*Working data*

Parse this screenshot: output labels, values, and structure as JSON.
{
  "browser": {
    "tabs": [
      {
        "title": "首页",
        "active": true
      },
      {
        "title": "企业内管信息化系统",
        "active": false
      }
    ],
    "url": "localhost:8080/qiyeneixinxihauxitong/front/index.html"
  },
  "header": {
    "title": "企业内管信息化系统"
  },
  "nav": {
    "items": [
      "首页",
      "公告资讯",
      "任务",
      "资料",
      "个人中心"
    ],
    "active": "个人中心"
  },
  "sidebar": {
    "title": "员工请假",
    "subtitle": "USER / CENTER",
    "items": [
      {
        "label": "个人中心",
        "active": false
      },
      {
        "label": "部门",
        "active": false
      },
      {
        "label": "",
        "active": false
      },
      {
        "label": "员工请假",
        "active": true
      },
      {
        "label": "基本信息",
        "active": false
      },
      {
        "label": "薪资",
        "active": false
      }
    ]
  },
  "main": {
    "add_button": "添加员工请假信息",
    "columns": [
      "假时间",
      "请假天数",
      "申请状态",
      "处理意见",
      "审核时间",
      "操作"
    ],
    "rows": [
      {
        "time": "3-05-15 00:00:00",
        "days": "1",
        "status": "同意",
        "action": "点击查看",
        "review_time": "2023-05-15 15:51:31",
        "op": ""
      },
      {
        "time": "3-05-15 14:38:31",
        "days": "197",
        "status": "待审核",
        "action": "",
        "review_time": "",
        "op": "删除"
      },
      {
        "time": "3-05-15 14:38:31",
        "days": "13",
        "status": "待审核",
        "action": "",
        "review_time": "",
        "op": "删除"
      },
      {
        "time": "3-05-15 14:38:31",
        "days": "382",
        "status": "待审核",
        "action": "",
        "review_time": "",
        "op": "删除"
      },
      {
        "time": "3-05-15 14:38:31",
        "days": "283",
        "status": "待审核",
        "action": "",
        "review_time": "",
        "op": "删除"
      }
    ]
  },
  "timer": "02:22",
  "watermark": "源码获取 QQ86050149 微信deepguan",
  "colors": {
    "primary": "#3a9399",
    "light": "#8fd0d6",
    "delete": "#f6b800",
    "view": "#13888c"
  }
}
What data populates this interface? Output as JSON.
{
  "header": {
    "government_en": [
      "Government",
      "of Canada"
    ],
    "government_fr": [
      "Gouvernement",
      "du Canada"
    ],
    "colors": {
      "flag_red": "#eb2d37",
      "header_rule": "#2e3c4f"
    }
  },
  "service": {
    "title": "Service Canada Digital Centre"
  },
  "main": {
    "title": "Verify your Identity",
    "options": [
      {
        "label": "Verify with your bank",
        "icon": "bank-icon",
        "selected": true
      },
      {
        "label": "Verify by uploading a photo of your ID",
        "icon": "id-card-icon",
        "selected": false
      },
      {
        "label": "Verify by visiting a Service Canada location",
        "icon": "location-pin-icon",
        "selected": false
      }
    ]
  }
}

*What is needed*
Each line holding "Canada" must be found and copied.

*Full response*
      "of Canada"
      "du Canada"
    "title": "Service Canada Digital Centre"
        "label": "Verify by visiting a Service Canada location",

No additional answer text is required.